**RECORDS SUPPLIED:**

****************

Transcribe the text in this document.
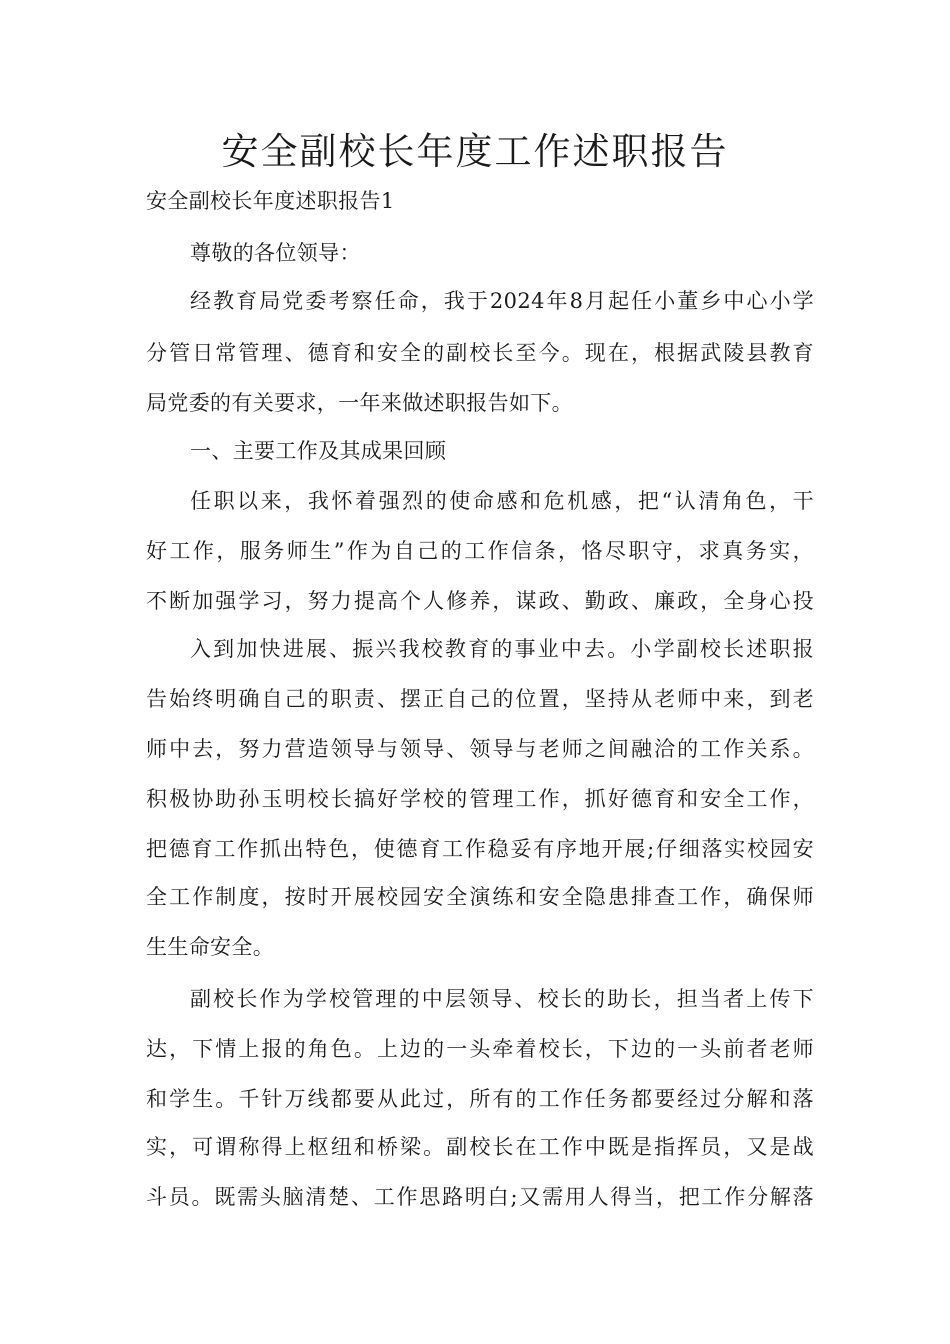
安全副校长年度工作述职报告

安全副校长年度述职报告1

尊敬的各位领导：

经教育局党委考察任命，我于2024年8月起任小董乡中心小学

分管日常管理、德育和安全的副校长至今。现在，根据武陵县教育

局党委的有关要求，一年来做述职报告如下。

一、主要工作及其成果回顾

任职以来，我怀着强烈的使命感和危机感，把“认清角色，干

好工作，服务师生”作为自己的工作信条，恪尽职守，求真务实，

不断加强学习，努力提高个人修养，谋政、勤政、廉政，全身心投

入到加快进展、振兴我校教育的事业中去。小学副校长述职报

告始终明确自己的职责、摆正自己的位置，坚持从老师中来，到老

师中去，努力营造领导与领导、领导与老师之间融洽的工作关系。

积极协助孙玉明校长搞好学校的管理工作，抓好德育和安全工作，

把德育工作抓出特色，使德育工作稳妥有序地开展;仔细落实校园安

全工作制度，按时开展校园安全演练和安全隐患排查工作，确保师

生生命安全。

副校长作为学校管理的中层领导、校长的助长，担当者上传下

达，下情上报的角色。上边的一头牵着校长，下边的一头前者老师

和学生。千针万线都要从此过，所有的工作任务都要经过分解和落

实，可谓称得上枢纽和桥梁。副校长在工作中既是指挥员，又是战

斗员。既需头脑清楚、工作思路明白;又需用人得当，把工作分解落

****************

**WORK TO COMPLETE:** Leave out the pictures and repeat everything else in the records exactly.

**FINISHED EXERCISE:**
Transcribe the text in this document.
安全副校长年度工作述职报告

安全副校长年度述职报告1

尊敬的各位领导：

经教育局党委考察任命，我于2024年8月起任小董乡中心小学

分管日常管理、德育和安全的副校长至今。现在，根据武陵县教育

局党委的有关要求，一年来做述职报告如下。

一、主要工作及其成果回顾

任职以来，我怀着强烈的使命感和危机感，把“认清角色，干

好工作，服务师生”作为自己的工作信条，恪尽职守，求真务实，

不断加强学习，努力提高个人修养，谋政、勤政、廉政，全身心投

入到加快进展、振兴我校教育的事业中去。小学副校长述职报

告始终明确自己的职责、摆正自己的位置，坚持从老师中来，到老

师中去，努力营造领导与领导、领导与老师之间融洽的工作关系。

积极协助孙玉明校长搞好学校的管理工作，抓好德育和安全工作，

把德育工作抓出特色，使德育工作稳妥有序地开展;仔细落实校园安

全工作制度，按时开展校园安全演练和安全隐患排查工作，确保师

生生命安全。

副校长作为学校管理的中层领导、校长的助长，担当者上传下

达，下情上报的角色。上边的一头牵着校长，下边的一头前者老师

和学生。千针万线都要从此过，所有的工作任务都要经过分解和落

实，可谓称得上枢纽和桥梁。副校长在工作中既是指挥员，又是战

斗员。既需头脑清楚、工作思路明白;又需用人得当，把工作分解落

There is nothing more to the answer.